◆ **Task requirements**
State the number of lines that contain "screenshot", with no other text.

>> start Information given

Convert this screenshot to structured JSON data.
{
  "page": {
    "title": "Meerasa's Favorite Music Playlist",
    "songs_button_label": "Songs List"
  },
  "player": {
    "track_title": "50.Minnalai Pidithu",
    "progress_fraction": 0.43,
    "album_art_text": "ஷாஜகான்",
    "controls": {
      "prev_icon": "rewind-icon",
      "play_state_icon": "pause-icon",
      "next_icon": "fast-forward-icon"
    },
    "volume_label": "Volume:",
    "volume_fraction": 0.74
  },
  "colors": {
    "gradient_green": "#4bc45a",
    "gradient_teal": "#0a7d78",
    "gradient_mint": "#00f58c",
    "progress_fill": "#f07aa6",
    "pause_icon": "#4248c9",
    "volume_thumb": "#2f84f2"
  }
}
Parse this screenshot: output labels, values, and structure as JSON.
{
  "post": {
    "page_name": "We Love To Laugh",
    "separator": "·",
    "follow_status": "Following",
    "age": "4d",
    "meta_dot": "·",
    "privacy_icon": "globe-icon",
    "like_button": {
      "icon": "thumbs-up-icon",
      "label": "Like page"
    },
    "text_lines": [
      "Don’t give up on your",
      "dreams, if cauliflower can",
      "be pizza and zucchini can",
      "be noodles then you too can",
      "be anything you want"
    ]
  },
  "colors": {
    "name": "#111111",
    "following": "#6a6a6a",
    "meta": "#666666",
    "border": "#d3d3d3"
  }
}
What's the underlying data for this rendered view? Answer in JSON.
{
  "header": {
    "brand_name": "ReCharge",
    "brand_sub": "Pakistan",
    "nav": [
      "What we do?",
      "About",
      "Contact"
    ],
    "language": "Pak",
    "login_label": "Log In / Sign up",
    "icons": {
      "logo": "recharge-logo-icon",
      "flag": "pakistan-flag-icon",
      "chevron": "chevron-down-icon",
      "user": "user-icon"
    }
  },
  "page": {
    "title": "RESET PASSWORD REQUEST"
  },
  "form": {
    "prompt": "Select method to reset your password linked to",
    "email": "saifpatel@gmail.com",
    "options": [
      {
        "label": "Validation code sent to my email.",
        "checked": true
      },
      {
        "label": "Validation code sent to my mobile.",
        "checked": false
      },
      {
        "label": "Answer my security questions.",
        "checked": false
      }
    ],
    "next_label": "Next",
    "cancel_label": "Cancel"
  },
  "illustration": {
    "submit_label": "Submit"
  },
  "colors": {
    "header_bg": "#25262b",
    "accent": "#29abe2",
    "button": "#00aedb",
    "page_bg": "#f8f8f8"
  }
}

>> end Information given

◆ **Result of this exercise**
2